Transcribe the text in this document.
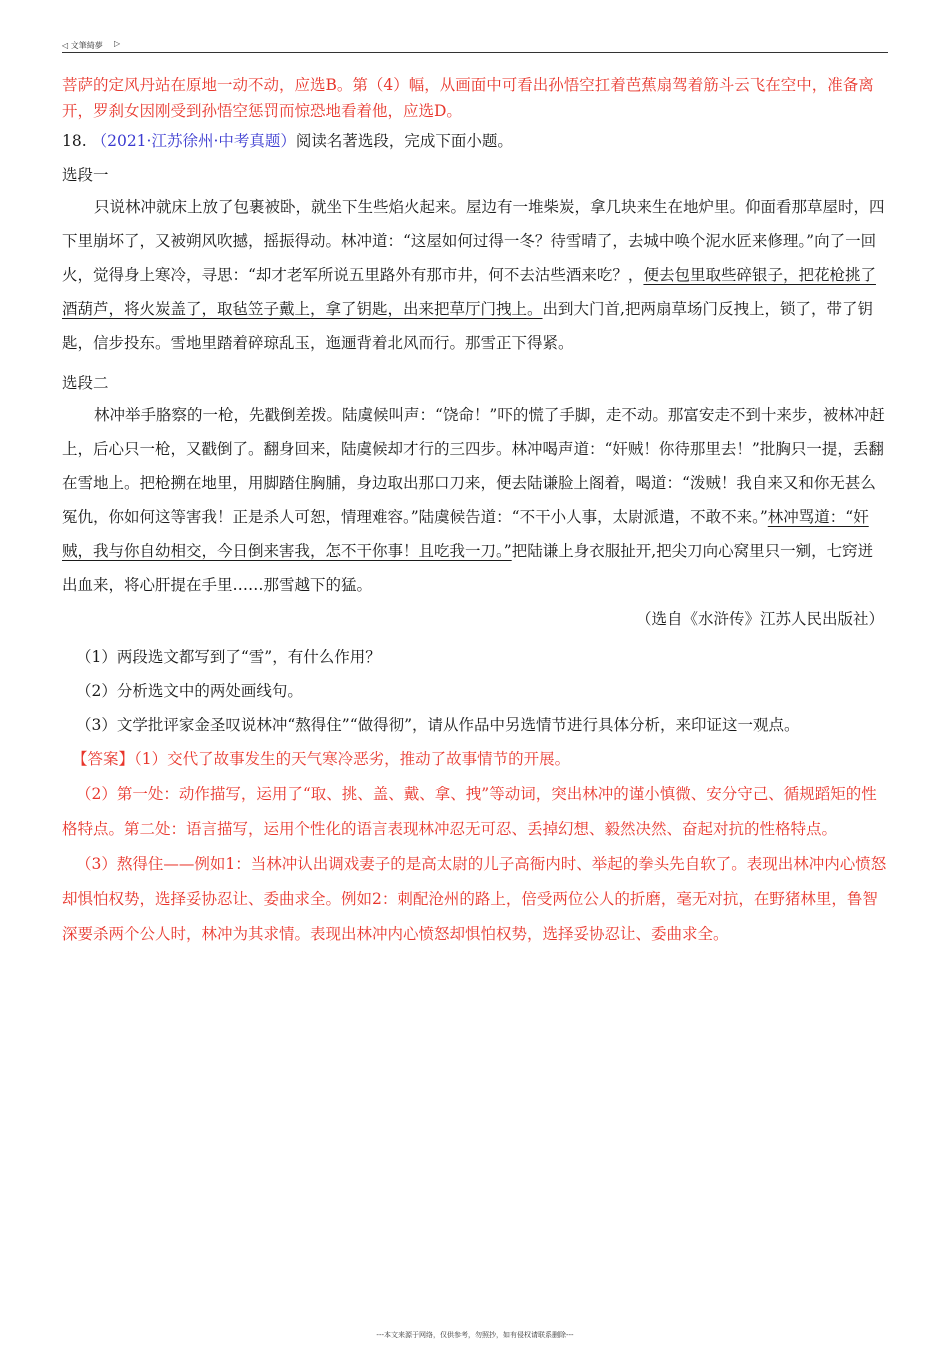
◁ 文筆綺夢 ▷

菩萨的定风丹站在原地一动不动，应选B。第（4）幅，从画面中可看出孙悟空扛着芭蕉扇驾着筋斗云飞在空中，准备离开，罗刹女因刚受到孙悟空惩罚而惊恐地看着他，应选D。

18. （2021·江苏徐州·中考真题）阅读名著选段，完成下面小题。

选段一

只说林冲就床上放了包裹被卧，就坐下生些焰火起来。屋边有一堆柴炭，拿几块来生在地炉里。仰面看那草屋时，四下里崩坏了，又被朔风吹撼，摇振得动。林冲道：“这屋如何过得一冬？待雪晴了，去城中唤个泥水匠来修理。”向了一回火，觉得身上寒冷，寻思：“却才老军所说五里路外有那市井，何不去沽些酒来吃？，便去包里取些碎银子，把花枪挑了酒葫芦，将火炭盖了，取毡笠子戴上，拿了钥匙，出来把草厅门拽上。出到大门首,把两扇草场门反拽上，锁了，带了钥匙，信步投东。雪地里踏着碎琼乱玉，迤逦背着北风而行。那雪正下得紧。

选段二

林冲举手胳察的一枪，先戳倒差拨。陆虞候叫声：“饶命！”吓的慌了手脚，走不动。那富安走不到十来步，被林冲赶上，后心只一枪，又戳倒了。翻身回来，陆虞候却才行的三四步。林冲喝声道：“奸贼！你待那里去！”批胸只一提，丢翻在雪地上。把枪搠在地里，用脚踏住胸脯，身边取出那口刀来，便去陆谦脸上阁着，喝道：“泼贼！我自来又和你无甚么冤仇，你如何这等害我！正是杀人可恕，情理难容。”陆虞候告道：“不干小人事，太尉派遣，不敢不来。”林冲骂道：“奸贼，我与你自幼相交，今日倒来害我，怎不干你事！且吃我一刀。”把陆谦上身衣服扯开,把尖刀向心窝里只一剜，七窍迸出血来，将心肝提在手里……那雪越下的猛。

（选自《水浒传》江苏人民出版社）

（1）两段选文都写到了“雪”，有什么作用？

（2）分析选文中的两处画线句。

（3）文学批评家金圣叹说林冲“熬得住”“做得彻”，请从作品中另选情节进行具体分析，来印证这一观点。

【答案】（1）交代了故事发生的天气寒冷恶劣，推动了故事情节的开展。

（2）第一处：动作描写，运用了“取、挑、盖、戴、拿、拽”等动词，突出林冲的谨小慎微、安分守己、循规蹈矩的性格特点。第二处：语言描写，运用个性化的语言表现林冲忍无可忍、丢掉幻想、毅然决然、奋起对抗的性格特点。

（3）熬得住——例如1：当林冲认出调戏妻子的是高太尉的儿子高衙内时、举起的拳头先自软了。表现出林冲内心愤怒却惧怕权势，选择妥协忍让、委曲求全。例如2：刺配沧州的路上，倍受两位公人的折磨，毫无对抗，在野猪林里，鲁智深要杀两个公人时，林冲为其求情。表现出林冲内心愤怒却惧怕权势，选择妥协忍让、委曲求全。

---本文来源于网络，仅供参考，勿照抄，如有侵权请联系删除---
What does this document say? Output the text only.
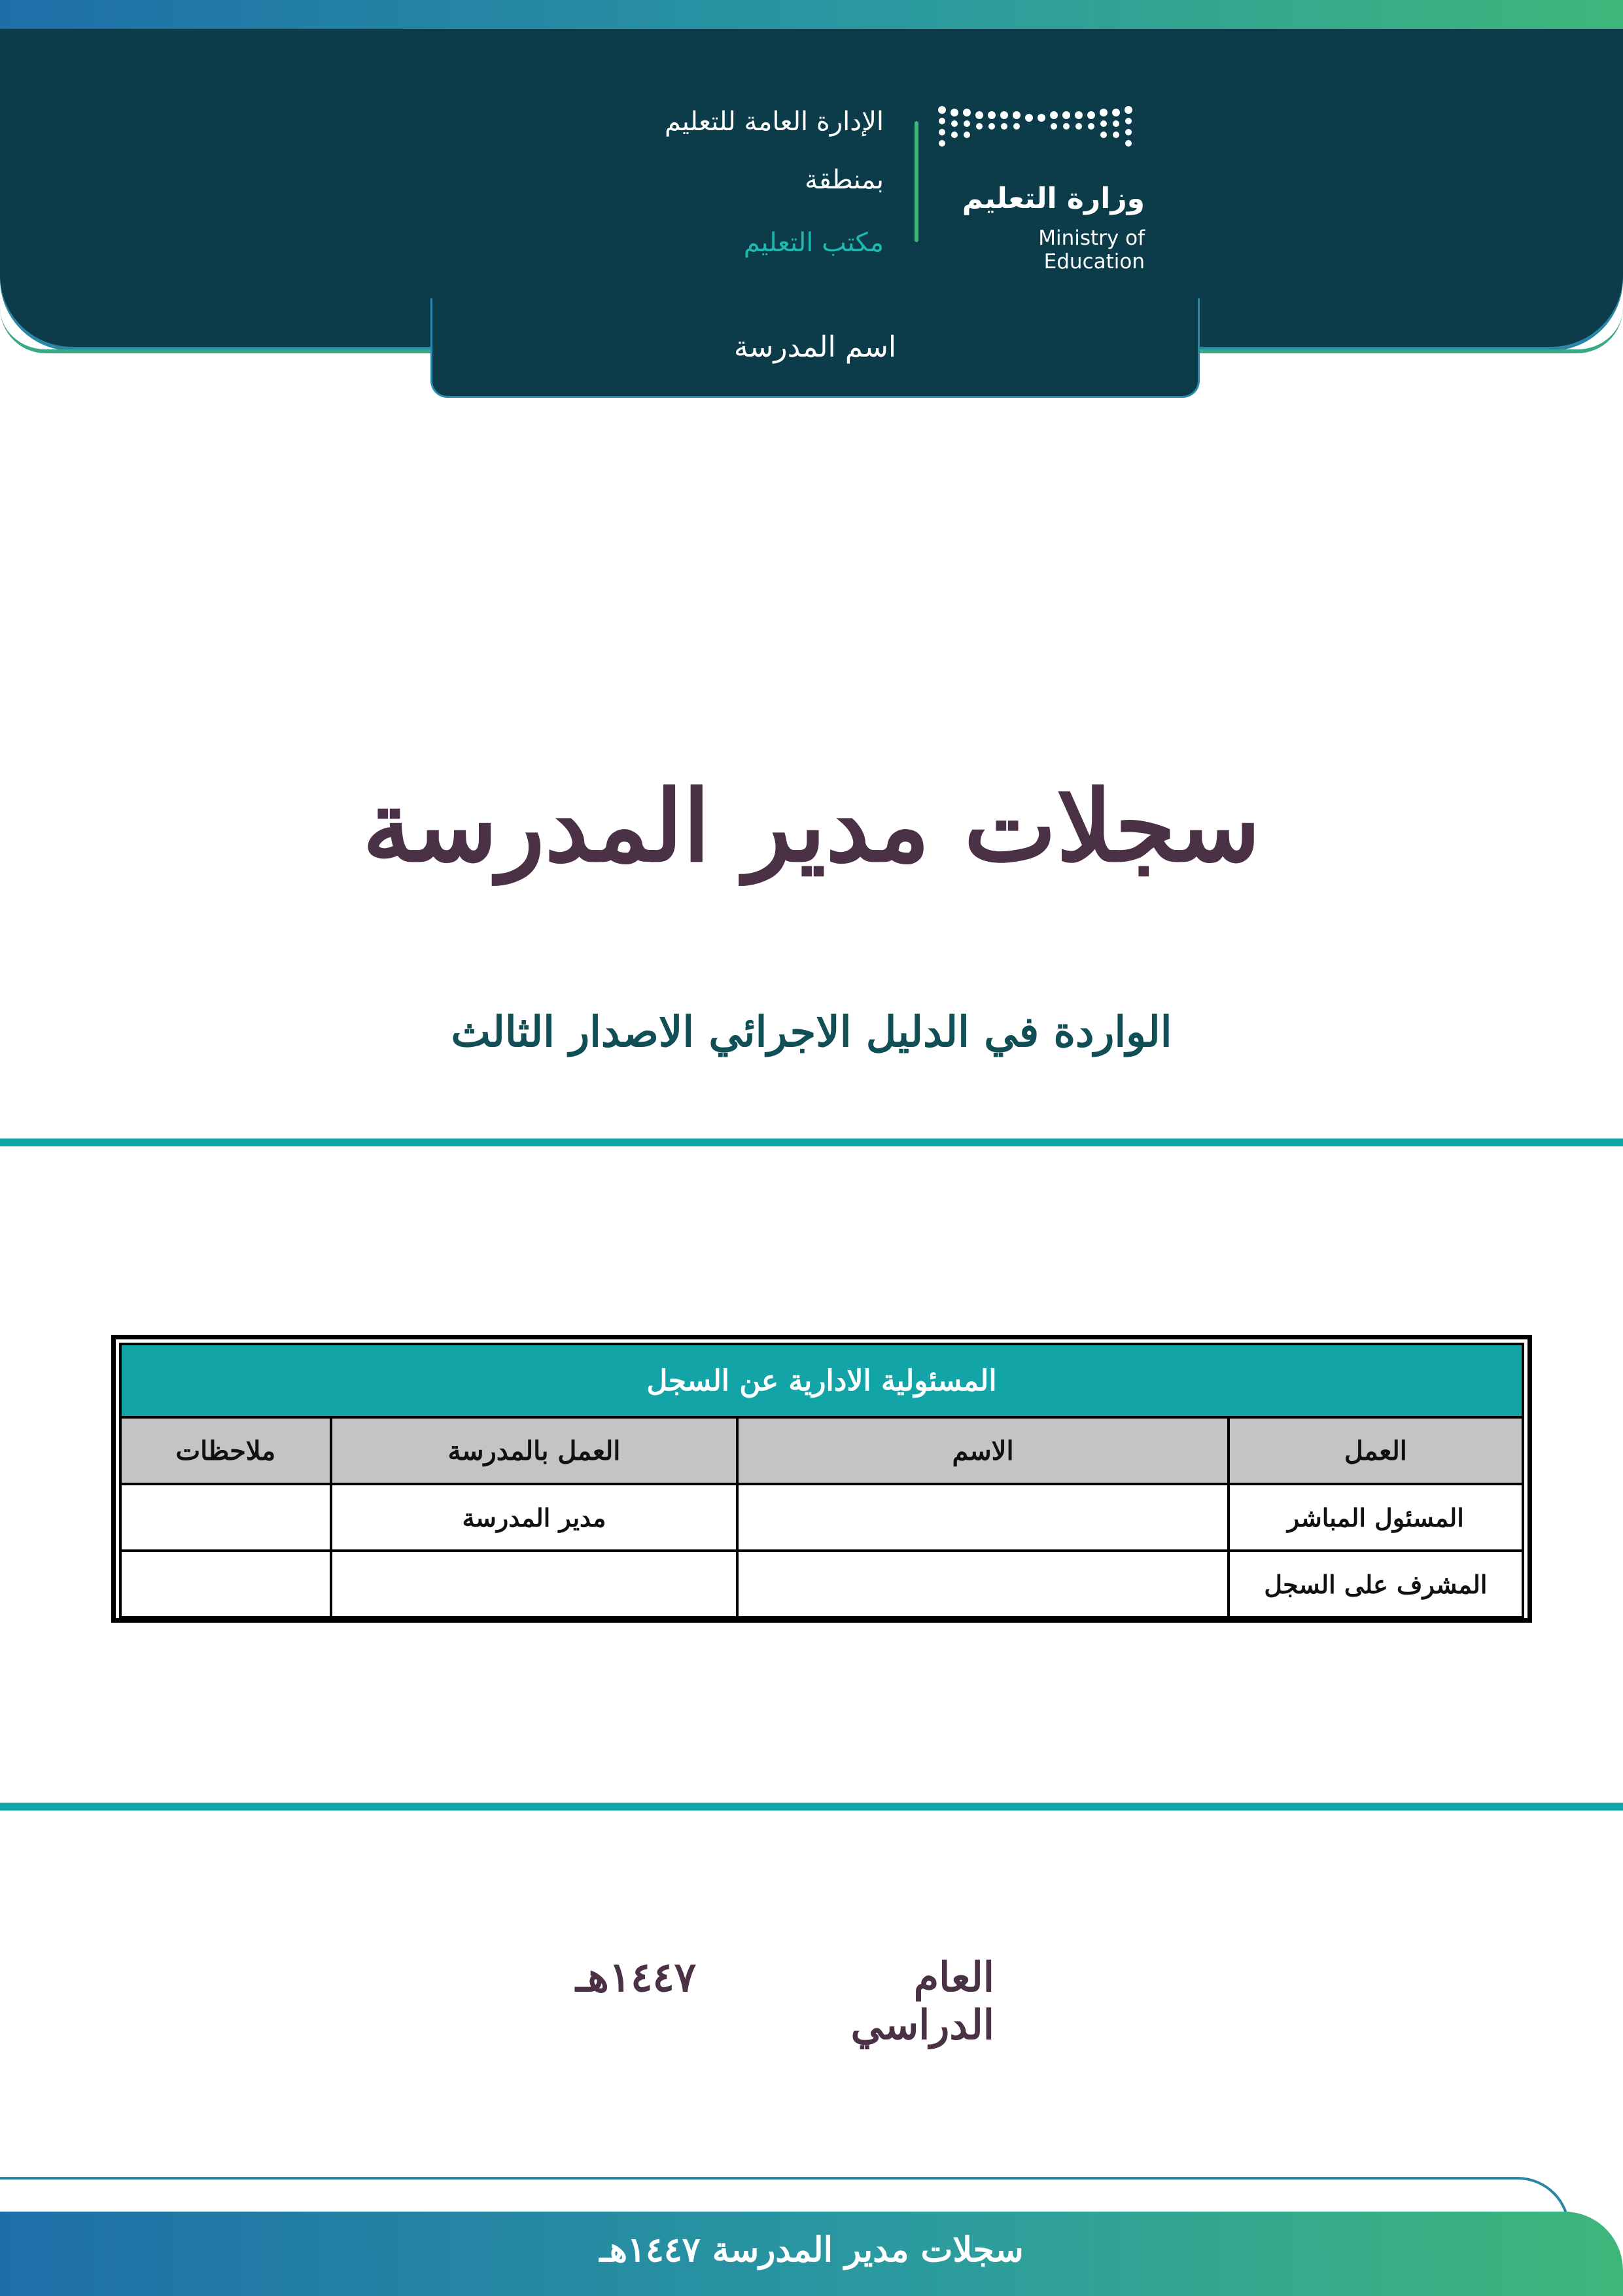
وزارة التعليم
Ministry of Education
الإدارة العامة للتعليم
بمنطقة
مكتب التعليم
اسم المدرسة
سجلات مدير المدرسة
الواردة في الدليل الاجرائي الاصدار الثالث
المسئولية الادارية عن السجل			
العمل	الاسم	العمل بالمدرسة	ملاحظات
المسئول المباشر		مدير المدرسة	
المشرف على السجل			
العام الدراسي
١٤٤٧هـ
سجلات مدير المدرسة ١٤٤٧هـ
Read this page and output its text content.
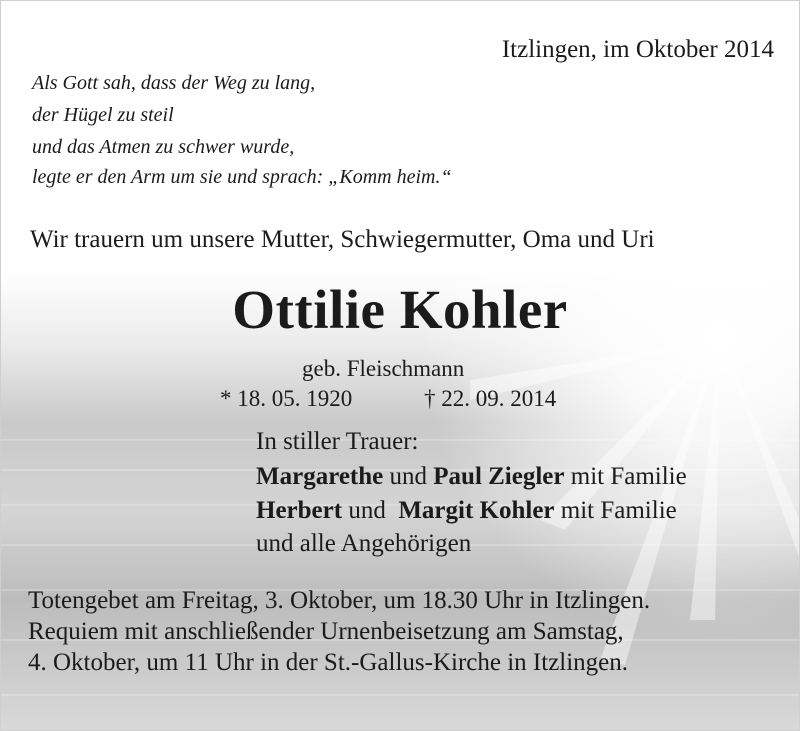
Itzlingen, im Oktober 2014
Als Gott sah, dass der Weg zu lang,
der Hügel zu steil
und das Atmen zu schwer wurde,
legte er den Arm um sie und sprach: „Komm heim.“
Wir trauern um unsere Mutter, Schwiegermutter, Oma und Uri
Ottilie Kohler
geb. Fleischmann
* 18. 05. 1920	† 22. 09. 2014
In stiller Trauer:
Margarethe und Paul Ziegler mit Familie
Herbert und  Margit Kohler mit Familie
und alle Angehörigen
Totengebet am Freitag, 3. Oktober, um 18.30 Uhr in Itzlingen.
Requiem mit anschließender Urnenbeisetzung am Samstag,
4. Oktober, um 11 Uhr in der St.-Gallus-Kirche in Itzlingen.
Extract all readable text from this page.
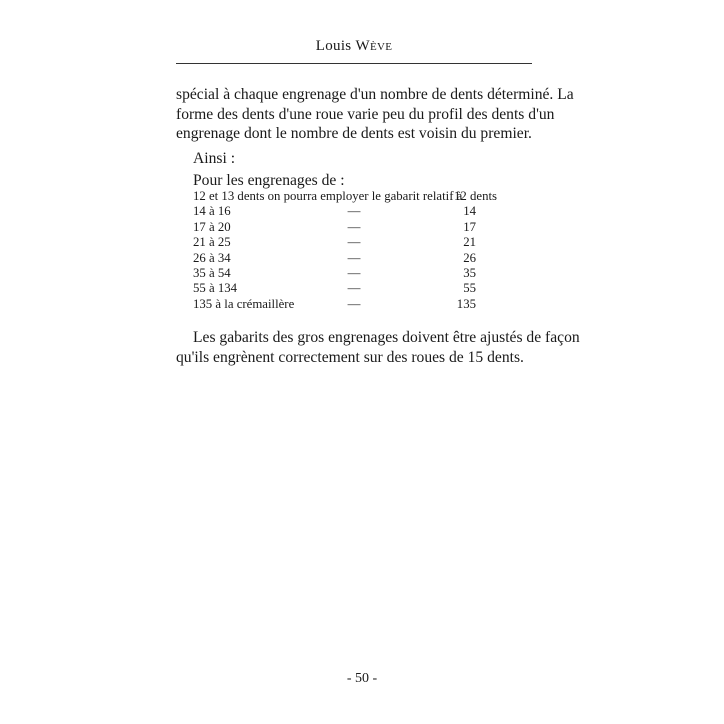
Louis Wève

spécial à chaque engrenage d'un nombre de dents déterminé. La
forme des dents d'une roue varie peu du profil des dents d'un
engrenage dont le nombre de dents est voisin du premier.

Ainsi :

Pour les engrenages de :

12 et 13 dents on pourra employer le gabarit relatif à
12 dents
14 à 16	—	14
17 à 20	—	17
21 à 25	—	21
26 à 34	—	26
35 à 54	—	35
55 à 134	—	55
135 à la crémaillère	—	135

Les gabarits des gros engrenages doivent être ajustés de façon
qu'ils engrènent correctement sur des roues de 15 dents.

- 50 -
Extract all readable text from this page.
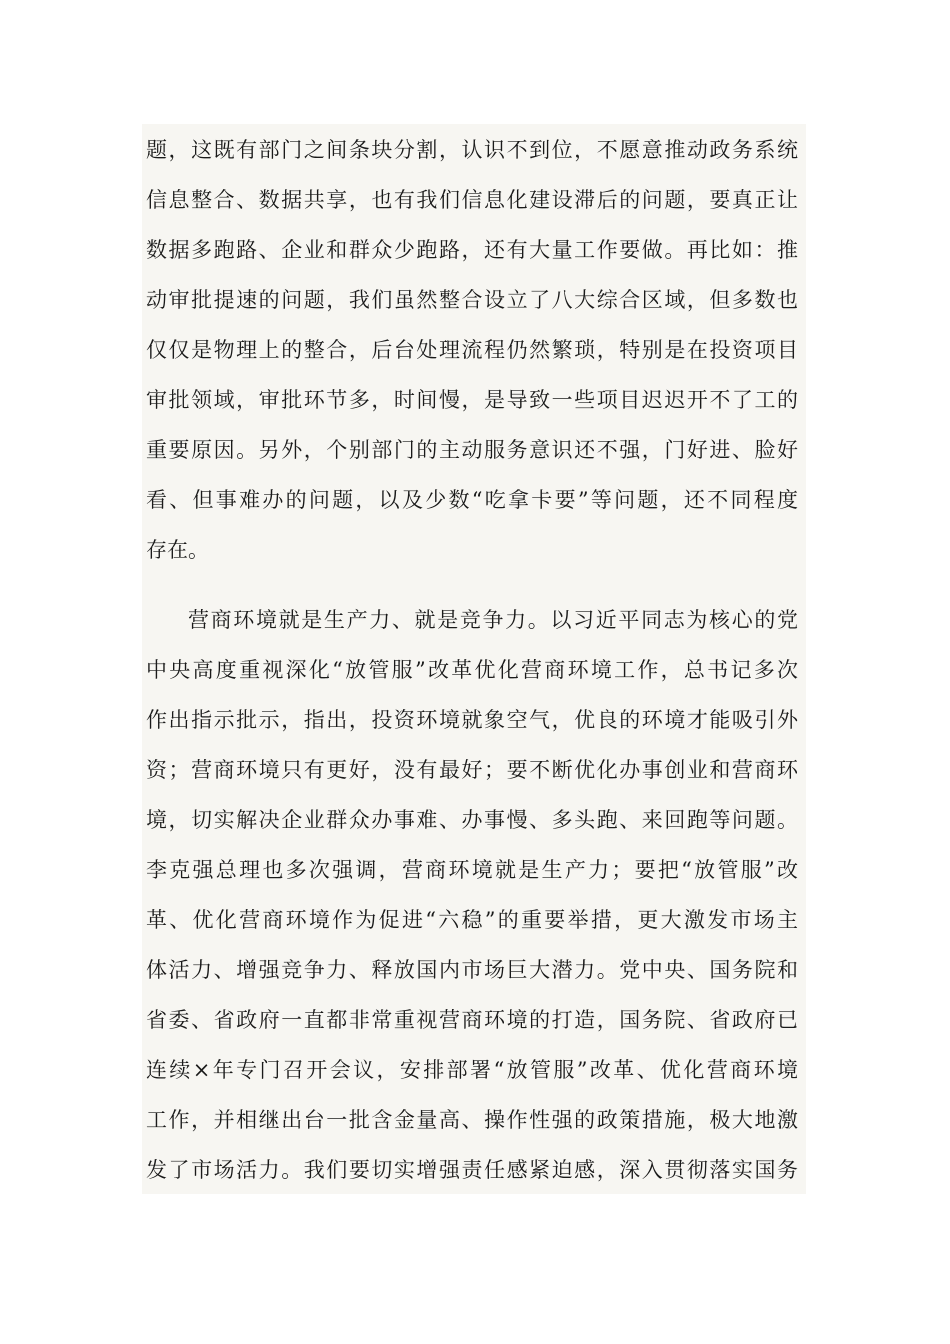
题，这既有部门之间条块分割，认识不到位，不愿意推动政务系统
信息整合、数据共享，也有我们信息化建设滞后的问题，要真正让
数据多跑路、企业和群众少跑路，还有大量工作要做。再比如：推
动审批提速的问题，我们虽然整合设立了八大综合区域，但多数也
仅仅是物理上的整合，后台处理流程仍然繁琐，特别是在投资项目
审批领域，审批环节多，时间慢，是导致一些项目迟迟开不了工的
重要原因。另外，个别部门的主动服务意识还不强，门好进、脸好
看、但事难办的问题，以及少数“吃拿卡要”等问题，还不同程度
存在。
营商环境就是生产力、就是竞争力。以习近平同志为核心的党
中央高度重视深化“放管服”改革优化营商环境工作，总书记多次
作出指示批示，指出，投资环境就象空气，优良的环境才能吸引外
资；营商环境只有更好，没有最好；要不断优化办事创业和营商环
境，切实解决企业群众办事难、办事慢、多头跑、来回跑等问题。
李克强总理也多次强调，营商环境就是生产力；要把“放管服”改
革、优化营商环境作为促进“六稳”的重要举措，更大激发市场主
体活力、增强竞争力、释放国内市场巨大潜力。党中央、国务院和
省委、省政府一直都非常重视营商环境的打造，国务院、省政府已
连续×年专门召开会议，安排部署“放管服”改革、优化营商环境
工作，并相继出台一批含金量高、操作性强的政策措施，极大地激
发了市场活力。我们要切实增强责任感紧迫感，深入贯彻落实国务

◆ ◆ ◆ ◆

WRITTEN REQUEST: Look through the records and gather every line containing "Oktober".

EXERCISE OUTPUT:
Itzlingen, im Oktober 2014
Totengebet am Freitag, 3. Oktober, um 18.30 Uhr in Itzlingen.
4. Oktober, um 11 Uhr in der St.-Gallus-Kirche in Itzlingen.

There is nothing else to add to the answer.